[Stored records]
◇ ◇ ◇ ◇ ◇

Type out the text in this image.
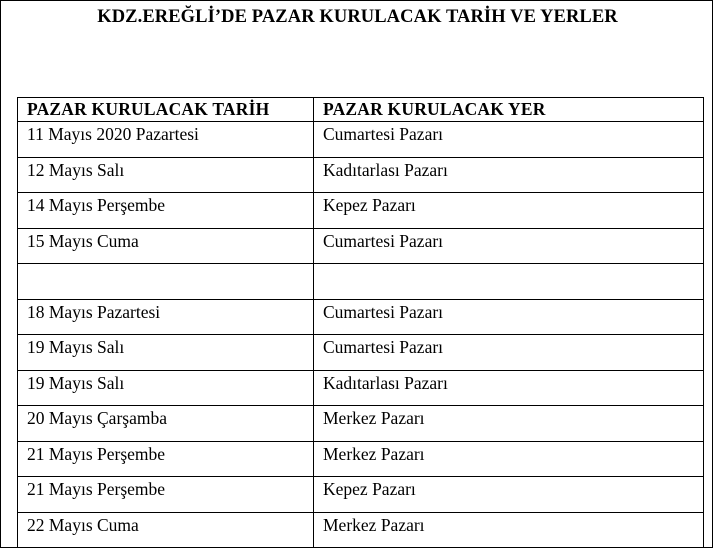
KDZ.EREĞLİ’DE PAZAR KURULACAK TARİH VE YERLER
PAZAR KURULACAK TARİH	PAZAR KURULACAK YER
11 Mayıs 2020 Pazartesi	Cumartesi Pazarı
12 Mayıs Salı	Kadıtarlası Pazarı
14 Mayıs Perşembe	Kepez Pazarı
15 Mayıs Cuma	Cumartesi Pazarı

18 Mayıs Pazartesi	Cumartesi Pazarı
19 Mayıs Salı	Cumartesi Pazarı
19 Mayıs Salı	Kadıtarlası Pazarı
20 Mayıs Çarşamba	Merkez Pazarı
21 Mayıs Perşembe	Merkez Pazarı
21 Mayıs Perşembe	Kepez Pazarı
22 Mayıs Cuma	Merkez Pazarı
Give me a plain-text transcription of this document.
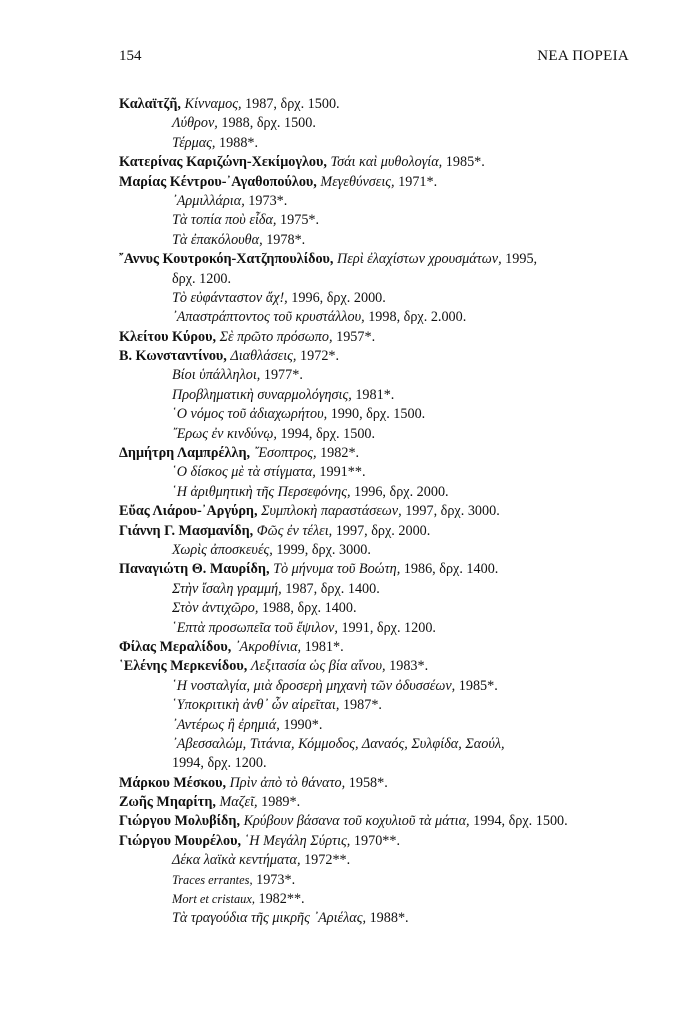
154	ΝΕΑ ΠΟΡΕΙΑ
Καλαϊτζῆ, Κίνναμος, 1987, δρχ. 1500.
Λύθρον, 1988, δρχ. 1500.
Τέρμας, 1988*.
Κατερίνας Καριζώνη-Χεκίμογλου, Τσάι καὶ μυθολογία, 1985*.
Μαρίας Κέντρου-᾽Αγαθοπούλου, Μεγεθύνσεις, 1971*.
᾽Αρμιλλάρια, 1973*.
Τὰ τοπία ποὺ εἶδα, 1975*.
Τὰ ἐπακόλουθα, 1978*.
῎Αννυς Κουτροκόη-Χατζηπουλίδου, Περὶ ἐλαχίστων χρουσμάτων, 1995,
δρχ. 1200.
Τὸ εὐφάνταστον ἄχ!, 1996, δρχ. 2000.
᾽Απαστράπτοντος τοῦ κρυστάλλου, 1998, δρχ. 2.000.
Κλείτου Κύρου, Σὲ πρῶτο πρόσωπο, 1957*.
Β. Κωνσταντίνου, Διαθλάσεις, 1972*.
Βίοι ὑπάλληλοι, 1977*.
Προβληματικὴ συναρμολόγησις, 1981*.
῾Ο νόμος τοῦ ἀδιαχωρήτου, 1990, δρχ. 1500.
῎Ερως ἐν κινδύνῳ, 1994, δρχ. 1500.
Δημήτρη Λαμπρέλλη, ῎Εσοπτρος, 1982*.
῾Ο δίσκος μὲ τὰ στίγματα, 1991**.
῾Η ἀριθμητικὴ τῆς Περσεφόνης, 1996, δρχ. 2000.
Εὔας Λιάρου-᾽Αργύρη, Συμπλοκὴ παραστάσεων, 1997, δρχ. 3000.
Γιάννη Γ. Μασμανίδη, Φῶς ἐν τέλει, 1997, δρχ. 2000.
Χωρὶς ἀποσκευές, 1999, δρχ. 3000.
Παναγιώτη Θ. Μαυρίδη, Τὸ μήνυμα τοῦ Βοώτη, 1986, δρχ. 1400.
Στὴν ἴσαλη γραμμή, 1987, δρχ. 1400.
Στὸν ἀντιχῶρο, 1988, δρχ. 1400.
῾Επτὰ προσωπεῖα τοῦ ἔψιλον, 1991, δρχ. 1200.
Φίλας Μεραλίδου, ᾽Ακροθίνια, 1981*.
῾Ελένης Μερκενίδου, Λεξιτασία ὡς βία αἴνου, 1983*.
῾Η νοσταλγία, μιὰ δροσερὴ μηχανὴ τῶν ὀδυσσέων, 1985*.
῾Υποκριτικὴ ἀνθ᾽ ὧν αἱρεῖται, 1987*.
᾽Αντέρως ἢ ἐρημιά, 1990*.
᾽Αβεσσαλώμ, Τιτάνια, Κόμμοδος, Δαναός, Συλφίδα, Σαούλ,
1994, δρχ. 1200.
Μάρκου Μέσκου, Πρὶν ἀπὸ τὸ θάνατο, 1958*.
Ζωῆς Μηαρίτη, Μαζεῖ, 1989*.
Γιώργου Μολυβίδη, Κρύβουν βάσανα τοῦ κοχυλιοῦ τὰ μάτια, 1994, δρχ. 1500.
Γιώργου Μουρέλου, ῾Η Μεγάλη Σύρτις, 1970**.
Δέκα λαϊκὰ κεντήματα, 1972**.
Traces errantes, 1973*.
Mort et cristaux, 1982**.
Τὰ τραγούδια τῆς μικρῆς ᾽Αριέλας, 1988*.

◇ ◇ ◇ ◇ ◇

Work instructions:
Restate each line of the records exactly; pictures do not belong in the copy.

Task solution:
Type out the text in this image.
KDZ.EREĞLİ’DE PAZAR KURULACAK TARİH VE YERLER
PAZAR KURULACAK TARİH	PAZAR KURULACAK YER
11 Mayıs 2020 Pazartesi	Cumartesi Pazarı
12 Mayıs Salı	Kadıtarlası Pazarı
14 Mayıs Perşembe	Kepez Pazarı
15 Mayıs Cuma	Cumartesi Pazarı

18 Mayıs Pazartesi	Cumartesi Pazarı
19 Mayıs Salı	Cumartesi Pazarı
19 Mayıs Salı	Kadıtarlası Pazarı
20 Mayıs Çarşamba	Merkez Pazarı
21 Mayıs Perşembe	Merkez Pazarı
21 Mayıs Perşembe	Kepez Pazarı
22 Mayıs Cuma	Merkez Pazarı
Give me a plain-text transcription of this document.
154	ΝΕΑ ΠΟΡΕΙΑ
Καλαϊτζῆ, Κίνναμος, 1987, δρχ. 1500.
Λύθρον, 1988, δρχ. 1500.
Τέρμας, 1988*.
Κατερίνας Καριζώνη-Χεκίμογλου, Τσάι καὶ μυθολογία, 1985*.
Μαρίας Κέντρου-᾽Αγαθοπούλου, Μεγεθύνσεις, 1971*.
᾽Αρμιλλάρια, 1973*.
Τὰ τοπία ποὺ εἶδα, 1975*.
Τὰ ἐπακόλουθα, 1978*.
῎Αννυς Κουτροκόη-Χατζηπουλίδου, Περὶ ἐλαχίστων χρουσμάτων, 1995,
δρχ. 1200.
Τὸ εὐφάνταστον ἄχ!, 1996, δρχ. 2000.
᾽Απαστράπτοντος τοῦ κρυστάλλου, 1998, δρχ. 2.000.
Κλείτου Κύρου, Σὲ πρῶτο πρόσωπο, 1957*.
Β. Κωνσταντίνου, Διαθλάσεις, 1972*.
Βίοι ὑπάλληλοι, 1977*.
Προβληματικὴ συναρμολόγησις, 1981*.
῾Ο νόμος τοῦ ἀδιαχωρήτου, 1990, δρχ. 1500.
῎Ερως ἐν κινδύνῳ, 1994, δρχ. 1500.
Δημήτρη Λαμπρέλλη, ῎Εσοπτρος, 1982*.
῾Ο δίσκος μὲ τὰ στίγματα, 1991**.
῾Η ἀριθμητικὴ τῆς Περσεφόνης, 1996, δρχ. 2000.
Εὔας Λιάρου-᾽Αργύρη, Συμπλοκὴ παραστάσεων, 1997, δρχ. 3000.
Γιάννη Γ. Μασμανίδη, Φῶς ἐν τέλει, 1997, δρχ. 2000.
Χωρὶς ἀποσκευές, 1999, δρχ. 3000.
Παναγιώτη Θ. Μαυρίδη, Τὸ μήνυμα τοῦ Βοώτη, 1986, δρχ. 1400.
Στὴν ἴσαλη γραμμή, 1987, δρχ. 1400.
Στὸν ἀντιχῶρο, 1988, δρχ. 1400.
῾Επτὰ προσωπεῖα τοῦ ἔψιλον, 1991, δρχ. 1200.
Φίλας Μεραλίδου, ᾽Ακροθίνια, 1981*.
῾Ελένης Μερκενίδου, Λεξιτασία ὡς βία αἴνου, 1983*.
῾Η νοσταλγία, μιὰ δροσερὴ μηχανὴ τῶν ὀδυσσέων, 1985*.
῾Υποκριτικὴ ἀνθ᾽ ὧν αἱρεῖται, 1987*.
᾽Αντέρως ἢ ἐρημιά, 1990*.
᾽Αβεσσαλώμ, Τιτάνια, Κόμμοδος, Δαναός, Συλφίδα, Σαούλ,
1994, δρχ. 1200.
Μάρκου Μέσκου, Πρὶν ἀπὸ τὸ θάνατο, 1958*.
Ζωῆς Μηαρίτη, Μαζεῖ, 1989*.
Γιώργου Μολυβίδη, Κρύβουν βάσανα τοῦ κοχυλιοῦ τὰ μάτια, 1994, δρχ. 1500.
Γιώργου Μουρέλου, ῾Η Μεγάλη Σύρτις, 1970**.
Δέκα λαϊκὰ κεντήματα, 1972**.
Traces errantes, 1973*.
Mort et cristaux, 1982**.
Τὰ τραγούδια τῆς μικρῆς ᾽Αριέλας, 1988*.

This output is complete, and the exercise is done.